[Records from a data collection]
= = = =

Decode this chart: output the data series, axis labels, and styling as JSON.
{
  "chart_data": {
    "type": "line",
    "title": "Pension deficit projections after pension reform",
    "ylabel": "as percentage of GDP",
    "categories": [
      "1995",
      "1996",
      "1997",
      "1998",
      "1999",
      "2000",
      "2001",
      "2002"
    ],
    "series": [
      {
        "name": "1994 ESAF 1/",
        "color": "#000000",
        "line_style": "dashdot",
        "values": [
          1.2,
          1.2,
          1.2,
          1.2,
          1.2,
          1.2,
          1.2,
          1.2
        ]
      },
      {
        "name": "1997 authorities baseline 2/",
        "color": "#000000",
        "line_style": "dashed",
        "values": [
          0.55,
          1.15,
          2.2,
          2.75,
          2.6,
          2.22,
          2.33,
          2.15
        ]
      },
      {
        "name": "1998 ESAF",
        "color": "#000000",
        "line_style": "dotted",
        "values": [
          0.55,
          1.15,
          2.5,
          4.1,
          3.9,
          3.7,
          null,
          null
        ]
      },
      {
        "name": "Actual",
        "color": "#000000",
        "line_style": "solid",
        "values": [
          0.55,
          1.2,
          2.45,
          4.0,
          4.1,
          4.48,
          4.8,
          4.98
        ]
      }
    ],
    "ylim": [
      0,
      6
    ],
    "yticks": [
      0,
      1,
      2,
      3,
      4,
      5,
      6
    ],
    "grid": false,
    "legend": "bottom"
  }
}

= = = =

[What needs to be done] Your task is to give the records above again, exactly.

[Response to the task]
Decode this chart: output the data series, axis labels, and styling as JSON.
{
  "chart_data": {
    "type": "line",
    "title": "Pension deficit projections after pension reform",
    "ylabel": "as percentage of GDP",
    "categories": [
      "1995",
      "1996",
      "1997",
      "1998",
      "1999",
      "2000",
      "2001",
      "2002"
    ],
    "series": [
      {
        "name": "1994 ESAF 1/",
        "color": "#000000",
        "line_style": "dashdot",
        "values": [
          1.2,
          1.2,
          1.2,
          1.2,
          1.2,
          1.2,
          1.2,
          1.2
        ]
      },
      {
        "name": "1997 authorities baseline 2/",
        "color": "#000000",
        "line_style": "dashed",
        "values": [
          0.55,
          1.15,
          2.2,
          2.75,
          2.6,
          2.22,
          2.33,
          2.15
        ]
      },
      {
        "name": "1998 ESAF",
        "color": "#000000",
        "line_style": "dotted",
        "values": [
          0.55,
          1.15,
          2.5,
          4.1,
          3.9,
          3.7,
          null,
          null
        ]
      },
      {
        "name": "Actual",
        "color": "#000000",
        "line_style": "solid",
        "values": [
          0.55,
          1.2,
          2.45,
          4.0,
          4.1,
          4.48,
          4.8,
          4.98
        ]
      }
    ],
    "ylim": [
      0,
      6
    ],
    "yticks": [
      0,
      1,
      2,
      3,
      4,
      5,
      6
    ],
    "grid": false,
    "legend": "bottom"
  }
}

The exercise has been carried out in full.